▶ [Given information]
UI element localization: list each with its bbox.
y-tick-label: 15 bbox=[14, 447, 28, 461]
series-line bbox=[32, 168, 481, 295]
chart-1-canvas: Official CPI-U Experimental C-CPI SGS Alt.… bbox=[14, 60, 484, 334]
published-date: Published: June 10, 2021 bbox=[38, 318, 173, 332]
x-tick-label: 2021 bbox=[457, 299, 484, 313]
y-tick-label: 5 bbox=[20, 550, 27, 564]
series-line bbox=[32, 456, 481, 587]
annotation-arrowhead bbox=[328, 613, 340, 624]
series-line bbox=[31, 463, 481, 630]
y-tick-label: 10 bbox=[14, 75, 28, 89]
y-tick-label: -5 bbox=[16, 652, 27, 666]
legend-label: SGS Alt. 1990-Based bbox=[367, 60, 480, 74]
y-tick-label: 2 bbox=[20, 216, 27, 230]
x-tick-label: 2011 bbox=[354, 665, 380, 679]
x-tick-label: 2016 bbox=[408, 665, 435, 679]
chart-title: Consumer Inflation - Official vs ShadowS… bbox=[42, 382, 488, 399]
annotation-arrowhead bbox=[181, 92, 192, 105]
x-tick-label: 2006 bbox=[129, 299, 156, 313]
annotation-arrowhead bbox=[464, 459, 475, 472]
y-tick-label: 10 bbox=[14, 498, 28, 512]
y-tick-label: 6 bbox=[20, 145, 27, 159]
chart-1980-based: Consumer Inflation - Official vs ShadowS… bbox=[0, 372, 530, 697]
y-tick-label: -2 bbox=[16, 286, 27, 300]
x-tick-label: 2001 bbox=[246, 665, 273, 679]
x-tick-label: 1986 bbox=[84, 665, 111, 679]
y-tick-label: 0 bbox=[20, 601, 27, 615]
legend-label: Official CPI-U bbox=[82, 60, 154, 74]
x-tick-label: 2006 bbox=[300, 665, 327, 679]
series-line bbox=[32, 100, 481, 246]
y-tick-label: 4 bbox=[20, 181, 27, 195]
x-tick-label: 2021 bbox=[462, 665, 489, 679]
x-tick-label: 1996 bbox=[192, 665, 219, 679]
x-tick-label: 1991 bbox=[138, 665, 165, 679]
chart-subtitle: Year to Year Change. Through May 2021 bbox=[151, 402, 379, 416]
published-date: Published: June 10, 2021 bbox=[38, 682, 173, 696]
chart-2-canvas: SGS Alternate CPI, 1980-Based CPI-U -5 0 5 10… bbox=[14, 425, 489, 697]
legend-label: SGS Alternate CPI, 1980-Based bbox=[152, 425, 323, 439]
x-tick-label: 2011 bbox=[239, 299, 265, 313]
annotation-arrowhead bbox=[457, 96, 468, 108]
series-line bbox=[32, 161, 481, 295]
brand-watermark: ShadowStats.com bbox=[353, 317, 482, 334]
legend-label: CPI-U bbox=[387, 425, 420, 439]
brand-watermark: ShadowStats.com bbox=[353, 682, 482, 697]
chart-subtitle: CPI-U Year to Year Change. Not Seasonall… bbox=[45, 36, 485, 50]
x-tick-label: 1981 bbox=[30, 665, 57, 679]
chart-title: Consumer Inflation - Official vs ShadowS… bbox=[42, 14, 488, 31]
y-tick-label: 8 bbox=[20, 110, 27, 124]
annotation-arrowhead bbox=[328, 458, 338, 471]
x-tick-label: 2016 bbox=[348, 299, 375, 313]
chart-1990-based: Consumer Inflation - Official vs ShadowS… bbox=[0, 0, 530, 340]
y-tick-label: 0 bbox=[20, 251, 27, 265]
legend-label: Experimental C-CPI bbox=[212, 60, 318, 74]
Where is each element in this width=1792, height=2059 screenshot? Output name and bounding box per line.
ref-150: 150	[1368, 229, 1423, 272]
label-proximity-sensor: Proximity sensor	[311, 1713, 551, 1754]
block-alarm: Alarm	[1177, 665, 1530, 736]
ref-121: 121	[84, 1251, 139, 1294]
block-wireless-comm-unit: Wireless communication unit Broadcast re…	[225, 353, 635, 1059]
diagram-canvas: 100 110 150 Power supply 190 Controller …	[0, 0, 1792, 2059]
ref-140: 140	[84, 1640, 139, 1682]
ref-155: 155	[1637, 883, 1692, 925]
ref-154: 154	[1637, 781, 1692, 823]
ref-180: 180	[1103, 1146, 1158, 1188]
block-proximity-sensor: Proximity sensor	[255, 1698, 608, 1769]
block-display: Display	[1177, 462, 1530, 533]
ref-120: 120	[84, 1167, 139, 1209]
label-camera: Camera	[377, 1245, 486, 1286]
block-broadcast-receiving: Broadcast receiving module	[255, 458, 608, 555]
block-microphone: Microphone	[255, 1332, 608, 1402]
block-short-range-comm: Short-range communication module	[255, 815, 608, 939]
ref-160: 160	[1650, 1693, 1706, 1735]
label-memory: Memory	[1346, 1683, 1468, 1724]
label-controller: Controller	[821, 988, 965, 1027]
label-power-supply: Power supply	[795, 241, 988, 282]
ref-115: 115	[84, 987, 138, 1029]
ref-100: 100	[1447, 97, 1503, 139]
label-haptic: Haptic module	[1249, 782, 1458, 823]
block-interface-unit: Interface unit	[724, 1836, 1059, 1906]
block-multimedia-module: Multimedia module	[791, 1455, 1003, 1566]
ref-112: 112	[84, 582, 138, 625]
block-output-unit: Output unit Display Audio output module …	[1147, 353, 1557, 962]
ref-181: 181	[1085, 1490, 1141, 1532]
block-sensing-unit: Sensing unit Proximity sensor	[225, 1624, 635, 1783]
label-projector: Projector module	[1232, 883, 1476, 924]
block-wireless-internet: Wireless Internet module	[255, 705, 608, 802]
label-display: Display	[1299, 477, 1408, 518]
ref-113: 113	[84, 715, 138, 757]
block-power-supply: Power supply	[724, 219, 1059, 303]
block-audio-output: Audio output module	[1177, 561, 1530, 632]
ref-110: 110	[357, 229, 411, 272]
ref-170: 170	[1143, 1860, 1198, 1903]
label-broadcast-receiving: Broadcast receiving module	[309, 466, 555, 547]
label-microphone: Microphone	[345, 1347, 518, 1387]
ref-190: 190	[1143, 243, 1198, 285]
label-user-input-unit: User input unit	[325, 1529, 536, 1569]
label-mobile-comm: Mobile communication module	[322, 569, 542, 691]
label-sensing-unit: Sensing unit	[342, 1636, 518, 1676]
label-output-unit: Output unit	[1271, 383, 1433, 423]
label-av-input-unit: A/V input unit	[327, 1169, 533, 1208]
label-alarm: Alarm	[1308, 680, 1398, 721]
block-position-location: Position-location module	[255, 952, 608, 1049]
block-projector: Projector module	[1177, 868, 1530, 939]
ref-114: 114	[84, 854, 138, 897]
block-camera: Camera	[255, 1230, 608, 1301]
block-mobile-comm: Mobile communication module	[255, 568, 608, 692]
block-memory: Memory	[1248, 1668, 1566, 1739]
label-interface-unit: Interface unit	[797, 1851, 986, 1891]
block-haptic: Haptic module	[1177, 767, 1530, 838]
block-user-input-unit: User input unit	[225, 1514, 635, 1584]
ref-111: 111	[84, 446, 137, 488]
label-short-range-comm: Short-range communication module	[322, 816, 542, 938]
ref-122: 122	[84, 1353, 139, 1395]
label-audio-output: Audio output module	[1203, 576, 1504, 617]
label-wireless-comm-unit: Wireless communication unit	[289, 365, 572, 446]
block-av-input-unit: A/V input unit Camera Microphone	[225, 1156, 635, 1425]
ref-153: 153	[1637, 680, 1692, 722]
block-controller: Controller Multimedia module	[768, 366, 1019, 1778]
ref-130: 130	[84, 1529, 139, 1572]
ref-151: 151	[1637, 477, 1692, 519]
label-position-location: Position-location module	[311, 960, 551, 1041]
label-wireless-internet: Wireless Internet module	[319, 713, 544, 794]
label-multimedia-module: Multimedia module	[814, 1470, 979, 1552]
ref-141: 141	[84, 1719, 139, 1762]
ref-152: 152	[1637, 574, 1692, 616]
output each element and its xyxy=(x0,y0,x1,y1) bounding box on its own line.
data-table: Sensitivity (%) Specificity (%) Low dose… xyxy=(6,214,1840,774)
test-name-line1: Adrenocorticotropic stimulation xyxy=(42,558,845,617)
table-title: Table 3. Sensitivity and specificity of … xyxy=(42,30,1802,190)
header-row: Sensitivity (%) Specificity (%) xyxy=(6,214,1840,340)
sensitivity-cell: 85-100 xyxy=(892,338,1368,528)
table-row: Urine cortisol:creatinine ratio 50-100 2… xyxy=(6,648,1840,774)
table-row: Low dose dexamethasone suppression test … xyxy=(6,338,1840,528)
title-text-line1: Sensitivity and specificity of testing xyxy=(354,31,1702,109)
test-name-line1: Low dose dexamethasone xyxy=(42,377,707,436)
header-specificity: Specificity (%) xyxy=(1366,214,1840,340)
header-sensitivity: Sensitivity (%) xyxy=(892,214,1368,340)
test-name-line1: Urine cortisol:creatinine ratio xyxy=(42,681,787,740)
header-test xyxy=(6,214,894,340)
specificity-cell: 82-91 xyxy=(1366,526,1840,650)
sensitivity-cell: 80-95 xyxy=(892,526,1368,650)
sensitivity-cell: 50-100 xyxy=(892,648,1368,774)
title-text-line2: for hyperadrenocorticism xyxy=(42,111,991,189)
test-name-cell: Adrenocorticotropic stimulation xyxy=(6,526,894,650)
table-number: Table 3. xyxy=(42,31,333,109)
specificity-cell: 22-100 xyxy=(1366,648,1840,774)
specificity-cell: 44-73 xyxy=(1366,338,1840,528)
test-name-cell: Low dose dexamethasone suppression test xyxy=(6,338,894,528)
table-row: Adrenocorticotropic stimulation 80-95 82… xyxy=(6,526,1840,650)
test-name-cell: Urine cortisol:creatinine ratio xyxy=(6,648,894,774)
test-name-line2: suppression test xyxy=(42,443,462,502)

▶ [Aim] Copy word for word every line of the records from the very first one through the line containing "x-tick-label: 2021 bbox=[457, 299, 484, 313]", both included.

▶ [Task output]
UI element localization: list each with its bbox.
y-tick-label: 15 bbox=[14, 447, 28, 461]
series-line bbox=[32, 168, 481, 295]
chart-1-canvas: Official CPI-U Experimental C-CPI SGS Alt.… bbox=[14, 60, 484, 334]
published-date: Published: June 10, 2021 bbox=[38, 318, 173, 332]
x-tick-label: 2021 bbox=[457, 299, 484, 313]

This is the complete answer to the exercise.